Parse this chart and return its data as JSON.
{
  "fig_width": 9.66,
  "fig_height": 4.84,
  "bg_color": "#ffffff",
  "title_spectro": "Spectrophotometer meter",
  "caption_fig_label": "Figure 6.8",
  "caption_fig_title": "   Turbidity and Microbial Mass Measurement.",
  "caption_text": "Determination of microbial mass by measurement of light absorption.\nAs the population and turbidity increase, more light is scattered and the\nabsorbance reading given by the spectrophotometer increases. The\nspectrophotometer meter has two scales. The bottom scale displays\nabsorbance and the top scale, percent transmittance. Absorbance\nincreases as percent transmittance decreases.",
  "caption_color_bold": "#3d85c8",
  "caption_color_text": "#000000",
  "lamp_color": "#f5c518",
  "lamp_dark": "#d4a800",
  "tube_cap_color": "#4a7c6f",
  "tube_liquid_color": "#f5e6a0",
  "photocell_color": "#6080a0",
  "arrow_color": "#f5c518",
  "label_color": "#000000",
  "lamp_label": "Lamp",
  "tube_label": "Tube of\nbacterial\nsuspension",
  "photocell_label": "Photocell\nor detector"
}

+---+

== What to do ==
Copy down every record, keeping each one exact.

== Solution to the problem ==
Parse this chart and return its data as JSON.
{
  "fig_width": 9.66,
  "fig_height": 4.84,
  "bg_color": "#ffffff",
  "title_spectro": "Spectrophotometer meter",
  "caption_fig_label": "Figure 6.8",
  "caption_fig_title": "   Turbidity and Microbial Mass Measurement.",
  "caption_text": "Determination of microbial mass by measurement of light absorption.\nAs the population and turbidity increase, more light is scattered and the\nabsorbance reading given by the spectrophotometer increases. The\nspectrophotometer meter has two scales. The bottom scale displays\nabsorbance and the top scale, percent transmittance. Absorbance\nincreases as percent transmittance decreases.",
  "caption_color_bold": "#3d85c8",
  "caption_color_text": "#000000",
  "lamp_color": "#f5c518",
  "lamp_dark": "#d4a800",
  "tube_cap_color": "#4a7c6f",
  "tube_liquid_color": "#f5e6a0",
  "photocell_color": "#6080a0",
  "arrow_color": "#f5c518",
  "label_color": "#000000",
  "lamp_label": "Lamp",
  "tube_label": "Tube of\nbacterial\nsuspension",
  "photocell_label": "Photocell\nor detector"
}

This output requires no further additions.